» **WHAT YOU ARE ASKED TO DO**
Reply with one number: the count of lines in the data that hold the string "grid".

» **RECORDS**
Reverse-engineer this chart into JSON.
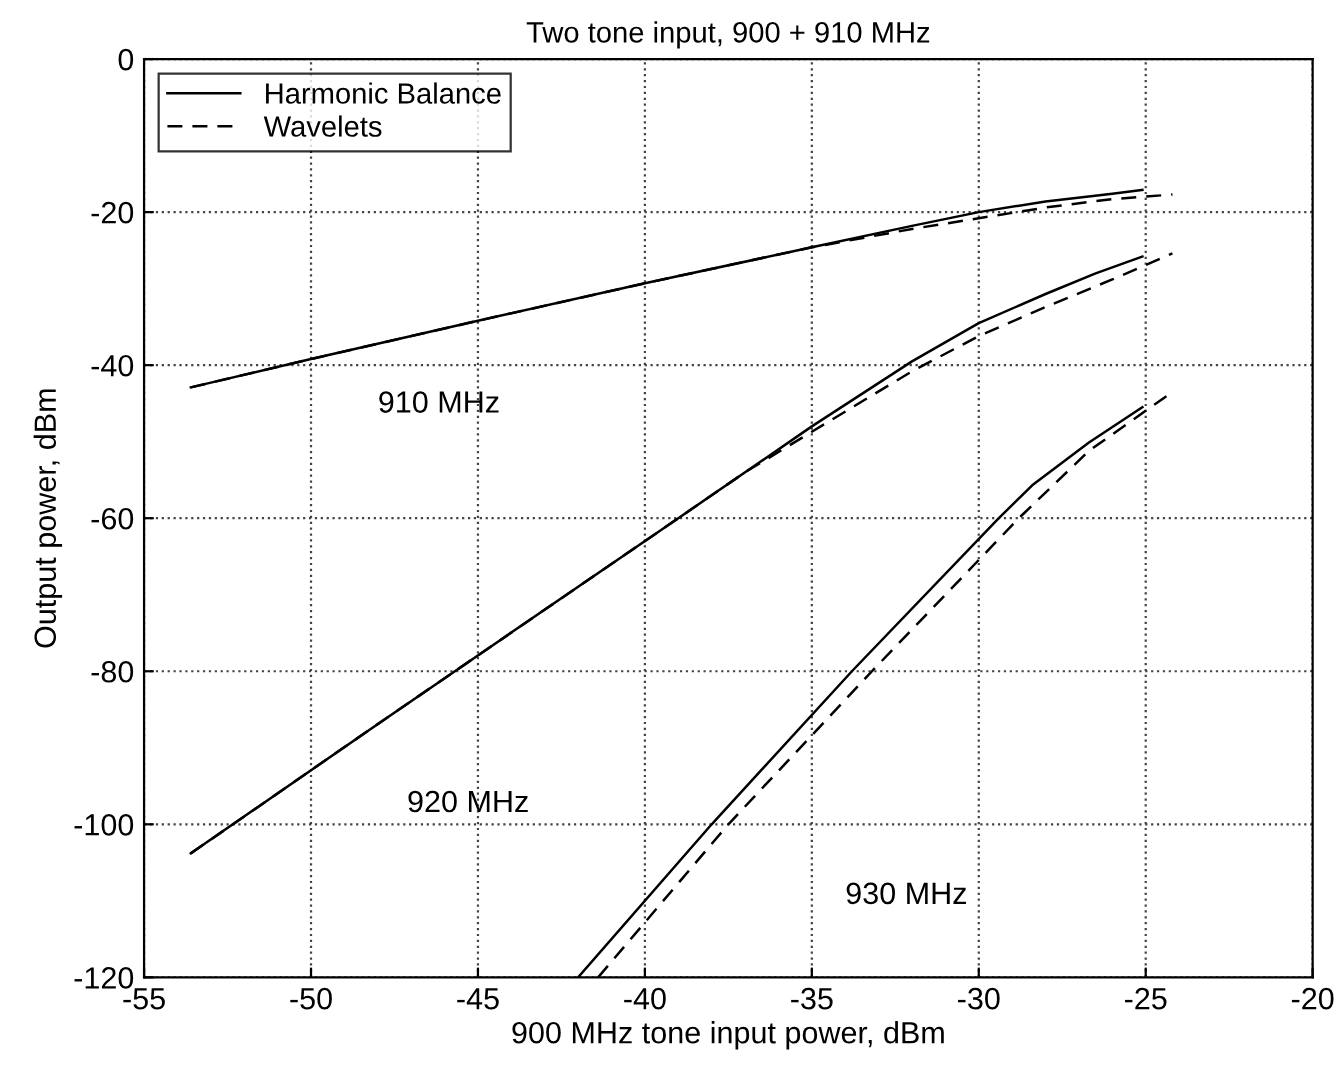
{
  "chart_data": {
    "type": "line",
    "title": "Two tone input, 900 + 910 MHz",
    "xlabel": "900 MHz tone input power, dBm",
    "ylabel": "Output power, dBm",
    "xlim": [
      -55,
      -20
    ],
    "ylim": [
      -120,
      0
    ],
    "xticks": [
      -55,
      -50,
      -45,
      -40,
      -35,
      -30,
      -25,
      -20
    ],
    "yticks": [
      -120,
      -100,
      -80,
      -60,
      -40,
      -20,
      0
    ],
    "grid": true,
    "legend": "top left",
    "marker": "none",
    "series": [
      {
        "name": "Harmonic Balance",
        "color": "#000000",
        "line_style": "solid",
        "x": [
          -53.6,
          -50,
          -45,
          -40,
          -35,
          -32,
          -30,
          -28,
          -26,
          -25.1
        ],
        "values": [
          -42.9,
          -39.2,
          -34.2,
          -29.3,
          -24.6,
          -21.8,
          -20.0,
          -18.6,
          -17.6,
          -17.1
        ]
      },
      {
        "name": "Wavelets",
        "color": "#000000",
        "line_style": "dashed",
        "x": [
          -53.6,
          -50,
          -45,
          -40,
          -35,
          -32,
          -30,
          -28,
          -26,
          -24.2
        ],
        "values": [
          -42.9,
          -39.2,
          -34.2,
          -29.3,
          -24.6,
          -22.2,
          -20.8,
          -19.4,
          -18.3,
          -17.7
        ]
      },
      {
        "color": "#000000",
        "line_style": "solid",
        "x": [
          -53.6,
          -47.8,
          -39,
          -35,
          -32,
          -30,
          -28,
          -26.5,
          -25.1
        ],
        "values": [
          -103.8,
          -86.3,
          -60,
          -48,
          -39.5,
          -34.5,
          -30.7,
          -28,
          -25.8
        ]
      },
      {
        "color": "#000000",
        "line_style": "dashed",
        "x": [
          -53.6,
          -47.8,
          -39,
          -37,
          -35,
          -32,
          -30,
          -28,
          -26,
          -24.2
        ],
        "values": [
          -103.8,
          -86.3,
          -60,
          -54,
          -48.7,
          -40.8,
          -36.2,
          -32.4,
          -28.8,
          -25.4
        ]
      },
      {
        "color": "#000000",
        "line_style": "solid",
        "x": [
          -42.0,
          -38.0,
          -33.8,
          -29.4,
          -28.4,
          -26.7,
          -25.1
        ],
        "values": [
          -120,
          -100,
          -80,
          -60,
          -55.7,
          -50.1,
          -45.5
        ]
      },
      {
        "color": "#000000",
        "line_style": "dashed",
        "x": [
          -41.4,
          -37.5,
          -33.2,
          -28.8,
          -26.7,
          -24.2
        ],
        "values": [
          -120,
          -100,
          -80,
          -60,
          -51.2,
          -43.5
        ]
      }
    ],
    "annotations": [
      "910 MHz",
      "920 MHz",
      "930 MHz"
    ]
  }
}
* * *
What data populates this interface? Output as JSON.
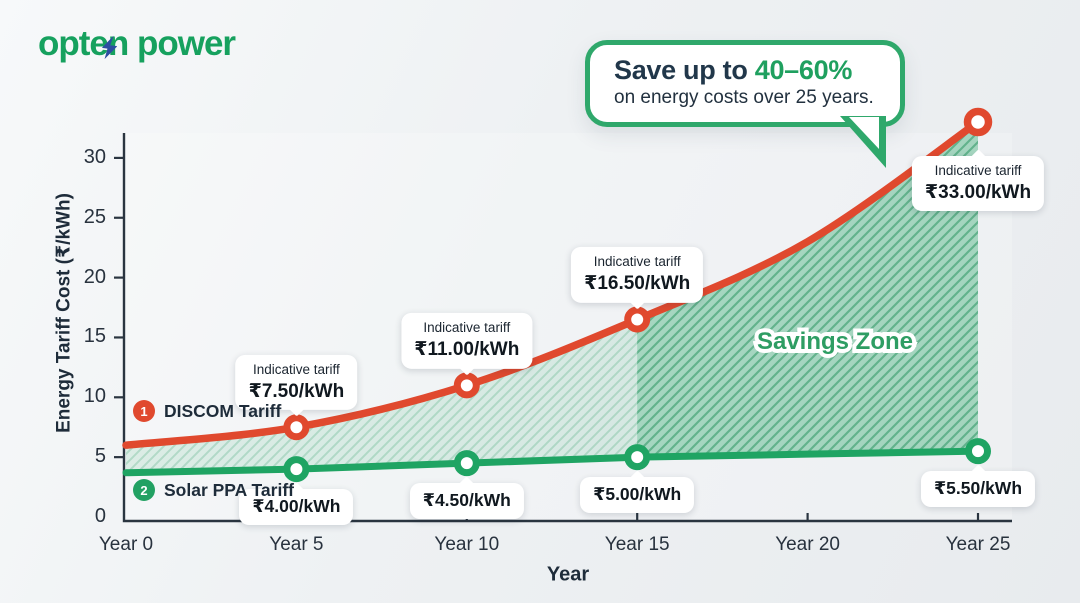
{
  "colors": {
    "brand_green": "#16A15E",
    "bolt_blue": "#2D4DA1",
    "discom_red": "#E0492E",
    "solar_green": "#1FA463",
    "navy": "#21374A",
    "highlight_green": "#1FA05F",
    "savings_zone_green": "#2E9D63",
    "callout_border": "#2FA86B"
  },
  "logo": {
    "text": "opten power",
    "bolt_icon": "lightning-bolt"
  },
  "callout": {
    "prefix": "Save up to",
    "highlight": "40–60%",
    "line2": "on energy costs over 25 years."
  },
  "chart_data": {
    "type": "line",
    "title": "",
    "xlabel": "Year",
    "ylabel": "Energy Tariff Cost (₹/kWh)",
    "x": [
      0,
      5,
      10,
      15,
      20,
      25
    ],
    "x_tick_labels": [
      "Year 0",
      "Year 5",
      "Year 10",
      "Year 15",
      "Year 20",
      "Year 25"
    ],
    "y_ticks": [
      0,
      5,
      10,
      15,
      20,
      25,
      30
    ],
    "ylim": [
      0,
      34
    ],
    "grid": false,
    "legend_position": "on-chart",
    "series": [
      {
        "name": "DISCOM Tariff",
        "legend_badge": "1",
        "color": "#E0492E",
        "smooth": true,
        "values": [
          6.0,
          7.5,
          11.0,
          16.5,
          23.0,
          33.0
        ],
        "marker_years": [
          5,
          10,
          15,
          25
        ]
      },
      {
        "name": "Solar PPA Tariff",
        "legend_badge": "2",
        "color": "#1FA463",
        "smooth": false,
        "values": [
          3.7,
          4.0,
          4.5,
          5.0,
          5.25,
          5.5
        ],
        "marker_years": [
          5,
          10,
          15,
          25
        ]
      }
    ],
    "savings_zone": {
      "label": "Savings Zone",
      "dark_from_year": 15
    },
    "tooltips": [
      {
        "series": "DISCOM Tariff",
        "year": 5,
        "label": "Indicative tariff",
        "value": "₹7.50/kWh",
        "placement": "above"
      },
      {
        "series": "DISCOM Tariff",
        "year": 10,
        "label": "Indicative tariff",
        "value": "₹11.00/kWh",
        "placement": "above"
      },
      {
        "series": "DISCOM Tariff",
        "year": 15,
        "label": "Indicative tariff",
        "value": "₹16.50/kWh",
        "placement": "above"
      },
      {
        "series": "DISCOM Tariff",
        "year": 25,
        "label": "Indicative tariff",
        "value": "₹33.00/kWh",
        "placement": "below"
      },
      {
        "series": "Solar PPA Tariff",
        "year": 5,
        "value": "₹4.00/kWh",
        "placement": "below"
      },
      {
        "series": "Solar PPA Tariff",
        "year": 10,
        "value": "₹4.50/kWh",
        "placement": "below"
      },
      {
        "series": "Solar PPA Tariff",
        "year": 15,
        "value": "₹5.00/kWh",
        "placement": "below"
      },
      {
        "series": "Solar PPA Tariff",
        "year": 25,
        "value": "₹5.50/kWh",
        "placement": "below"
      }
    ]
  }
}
--
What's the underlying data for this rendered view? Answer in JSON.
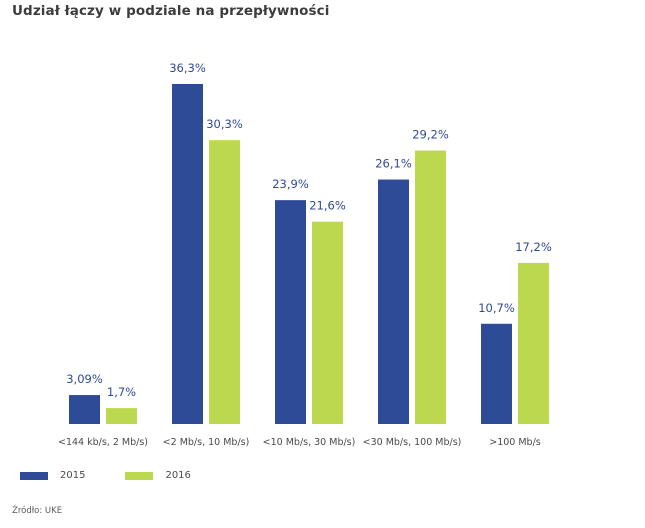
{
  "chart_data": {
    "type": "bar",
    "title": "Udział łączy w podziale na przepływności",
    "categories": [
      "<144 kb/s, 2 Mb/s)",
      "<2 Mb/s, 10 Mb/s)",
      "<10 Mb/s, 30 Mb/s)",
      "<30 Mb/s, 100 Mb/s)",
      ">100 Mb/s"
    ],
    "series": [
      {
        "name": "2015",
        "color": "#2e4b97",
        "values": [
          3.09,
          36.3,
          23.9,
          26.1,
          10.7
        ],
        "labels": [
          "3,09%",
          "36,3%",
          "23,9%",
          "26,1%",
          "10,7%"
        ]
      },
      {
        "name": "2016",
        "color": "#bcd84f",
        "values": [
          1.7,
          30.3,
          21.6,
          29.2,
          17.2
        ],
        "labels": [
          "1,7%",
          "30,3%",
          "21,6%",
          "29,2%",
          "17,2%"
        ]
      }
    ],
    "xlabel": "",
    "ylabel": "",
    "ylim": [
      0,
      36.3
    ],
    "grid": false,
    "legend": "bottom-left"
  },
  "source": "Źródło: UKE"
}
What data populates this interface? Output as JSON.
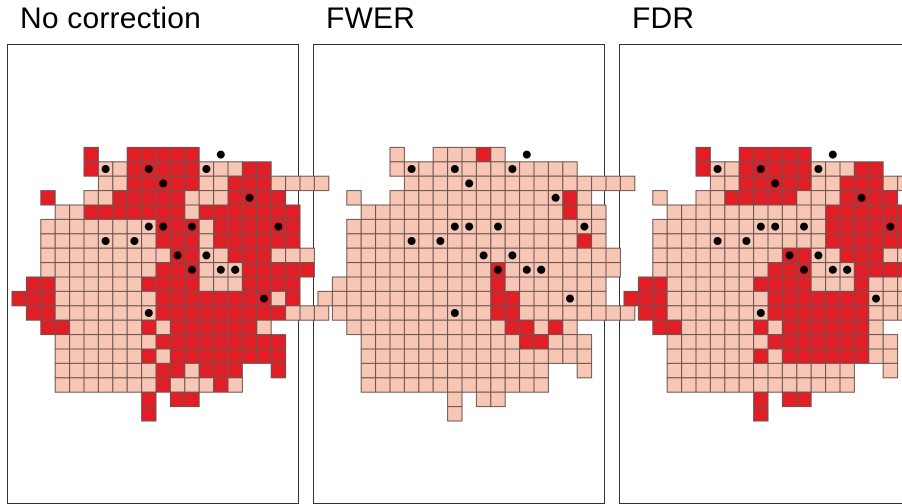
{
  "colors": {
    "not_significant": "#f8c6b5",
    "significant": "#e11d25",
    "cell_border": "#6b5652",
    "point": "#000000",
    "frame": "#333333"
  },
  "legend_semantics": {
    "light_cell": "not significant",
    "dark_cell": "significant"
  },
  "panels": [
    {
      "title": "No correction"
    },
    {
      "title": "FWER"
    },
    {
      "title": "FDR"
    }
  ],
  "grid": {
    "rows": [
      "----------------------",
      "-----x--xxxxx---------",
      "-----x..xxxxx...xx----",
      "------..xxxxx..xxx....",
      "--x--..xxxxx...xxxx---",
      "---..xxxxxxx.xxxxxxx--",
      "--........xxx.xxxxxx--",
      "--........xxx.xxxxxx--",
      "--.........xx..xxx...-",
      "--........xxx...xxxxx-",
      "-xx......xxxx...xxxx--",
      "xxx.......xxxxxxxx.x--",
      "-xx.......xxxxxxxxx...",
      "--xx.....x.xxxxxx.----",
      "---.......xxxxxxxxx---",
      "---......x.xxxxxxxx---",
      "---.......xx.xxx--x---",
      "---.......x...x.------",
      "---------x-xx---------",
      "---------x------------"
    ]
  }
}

» **EXERCISE RESULT**
4